**Given task**
Copy every entry word for word, but skip the pictures.

**Stored data**
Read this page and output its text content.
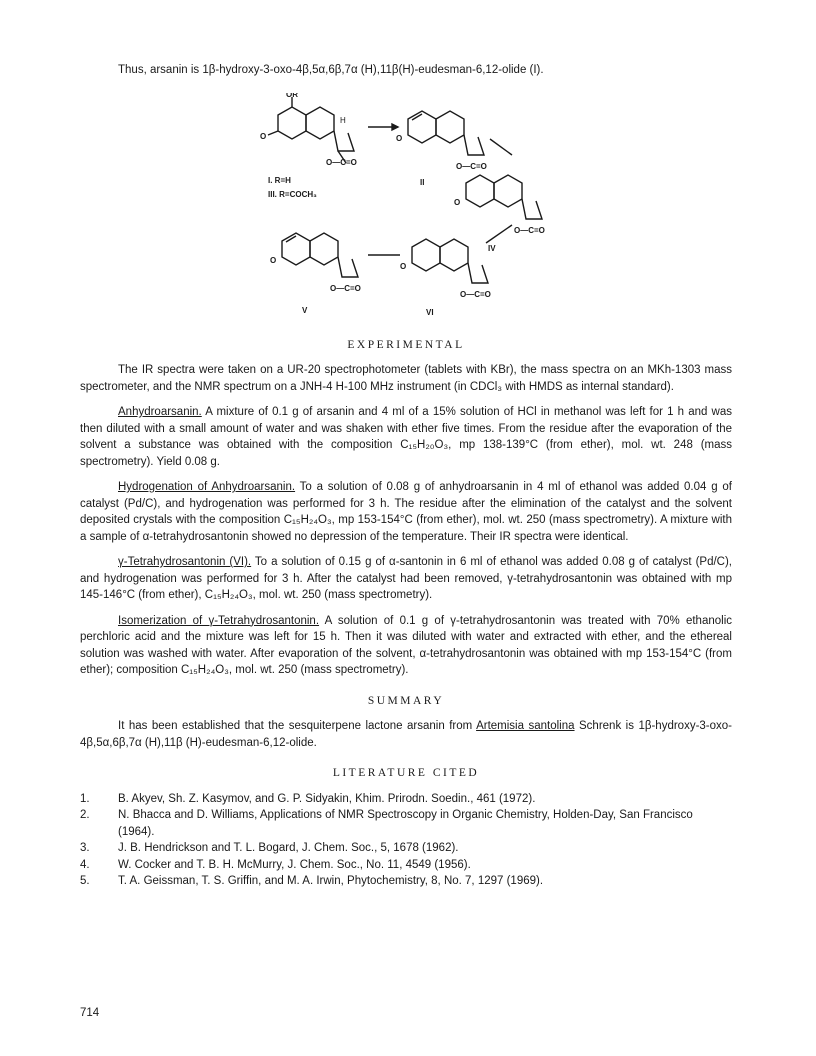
Thus, arsanin is 1β-hydroxy-3-oxo-4β,5α,6β,7α (H),11β(H)-eudesman-6,12-olide (I).

OR
O
O—C=O
H
O
O—C=O
O
O—C=O
O
O—C=O
O
O—C=O
I. R=H
III. R=COCH₃
II
IV
V	VI
EXPERIMENTAL

The IR spectra were taken on a UR-20 spectrophotometer (tablets with KBr), the mass spectra on an MKh-1303 mass spectrometer, and the NMR spectrum on a JNH-4 H-100 MHz instrument (in CDCl₃ with HMDS as internal standard).

Anhydroarsanin. A mixture of 0.1 g of arsanin and 4 ml of a 15% solution of HCl in methanol was left for 1 h and was then diluted with a small amount of water and was shaken with ether five times. From the residue after the evaporation of the solvent a substance was obtained with the composition C₁₅H₂₀O₃, mp 138-139°C (from ether), mol. wt. 248 (mass spectrometry). Yield 0.08 g.

Hydrogenation of Anhydroarsanin. To a solution of 0.08 g of anhydroarsanin in 4 ml of ethanol was added 0.04 g of catalyst (Pd/C), and hydrogenation was performed for 3 h. The residue after the elimination of the catalyst and the solvent deposited crystals with the composition C₁₅H₂₄O₃, mp 153-154°C (from ether), mol. wt. 250 (mass spectrometry). A mixture with a sample of α-tetrahydrosantonin showed no depression of the temperature. Their IR spectra were identical.

γ-Tetrahydrosantonin (VI). To a solution of 0.15 g of α-santonin in 6 ml of ethanol was added 0.08 g of catalyst (Pd/C), and hydrogenation was performed for 3 h. After the catalyst had been removed, γ-tetrahydrosantonin was obtained with mp 145-146°C (from ether), C₁₅H₂₄O₃, mol. wt. 250 (mass spectrometry).

Isomerization of γ-Tetrahydrosantonin. A solution of 0.1 g of γ-tetrahydrosantonin was treated with 70% ethanolic perchloric acid and the mixture was left for 15 h. Then it was diluted with water and extracted with ether, and the ethereal solution was washed with water. After evaporation of the solvent, α-tetrahydrosantonin was obtained with mp 153-154°C (from ether); composition C₁₅H₂₄O₃, mol. wt. 250 (mass spectrometry).

SUMMARY

It has been established that the sesquiterpene lactone arsanin from Artemisia santolina Schrenk is 1β-hydroxy-3-oxo-4β,5α,6β,7α (H),11β (H)-eudesman-6,12-olide.

LITERATURE CITED
1.	B. Akyev, Sh. Z. Kasymov, and G. P. Sidyakin, Khim. Prirodn. Soedin., 461 (1972).
2.	N. Bhacca and D. Williams, Applications of NMR Spectroscopy in Organic Chemistry, Holden-Day, San Francisco (1964).
3.	J. B. Hendrickson and T. L. Bogard, J. Chem. Soc., 5, 1678 (1962).
4.	W. Cocker and T. B. H. McMurry, J. Chem. Soc., No. 11, 4549 (1956).
5.	T. A. Geissman, T. S. Griffin, and M. A. Irwin, Phytochemistry, 8, No. 7, 1297 (1969).
714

**Written reply**
Read this page and output its text content.
Thus, arsanin is 1β-hydroxy-3-oxo-4β,5α,6β,7α (H),11β(H)-eudesman-6,12-olide (I).

OR
O
O—C=O
H
O
O—C=O
O
O—C=O
O
O—C=O
O
O—C=O
I. R=H
III. R=COCH₃
II
IV
V	VI
EXPERIMENTAL

The IR spectra were taken on a UR-20 spectrophotometer (tablets with KBr), the mass spectra on an MKh-1303 mass spectrometer, and the NMR spectrum on a JNH-4 H-100 MHz instrument (in CDCl₃ with HMDS as internal standard).

Anhydroarsanin. A mixture of 0.1 g of arsanin and 4 ml of a 15% solution of HCl in methanol was left for 1 h and was then diluted with a small amount of water and was shaken with ether five times. From the residue after the evaporation of the solvent a substance was obtained with the composition C₁₅H₂₀O₃, mp 138-139°C (from ether), mol. wt. 248 (mass spectrometry). Yield 0.08 g.

Hydrogenation of Anhydroarsanin. To a solution of 0.08 g of anhydroarsanin in 4 ml of ethanol was added 0.04 g of catalyst (Pd/C), and hydrogenation was performed for 3 h. The residue after the elimination of the catalyst and the solvent deposited crystals with the composition C₁₅H₂₄O₃, mp 153-154°C (from ether), mol. wt. 250 (mass spectrometry). A mixture with a sample of α-tetrahydrosantonin showed no depression of the temperature. Their IR spectra were identical.

γ-Tetrahydrosantonin (VI). To a solution of 0.15 g of α-santonin in 6 ml of ethanol was added 0.08 g of catalyst (Pd/C), and hydrogenation was performed for 3 h. After the catalyst had been removed, γ-tetrahydrosantonin was obtained with mp 145-146°C (from ether), C₁₅H₂₄O₃, mol. wt. 250 (mass spectrometry).

Isomerization of γ-Tetrahydrosantonin. A solution of 0.1 g of γ-tetrahydrosantonin was treated with 70% ethanolic perchloric acid and the mixture was left for 15 h. Then it was diluted with water and extracted with ether, and the ethereal solution was washed with water. After evaporation of the solvent, α-tetrahydrosantonin was obtained with mp 153-154°C (from ether); composition C₁₅H₂₄O₃, mol. wt. 250 (mass spectrometry).

SUMMARY

It has been established that the sesquiterpene lactone arsanin from Artemisia santolina Schrenk is 1β-hydroxy-3-oxo-4β,5α,6β,7α (H),11β (H)-eudesman-6,12-olide.

LITERATURE CITED
1.	B. Akyev, Sh. Z. Kasymov, and G. P. Sidyakin, Khim. Prirodn. Soedin., 461 (1972).
2.	N. Bhacca and D. Williams, Applications of NMR Spectroscopy in Organic Chemistry, Holden-Day, San Francisco (1964).
3.	J. B. Hendrickson and T. L. Bogard, J. Chem. Soc., 5, 1678 (1962).
4.	W. Cocker and T. B. H. McMurry, J. Chem. Soc., No. 11, 4549 (1956).
5.	T. A. Geissman, T. S. Griffin, and M. A. Irwin, Phytochemistry, 8, No. 7, 1297 (1969).
714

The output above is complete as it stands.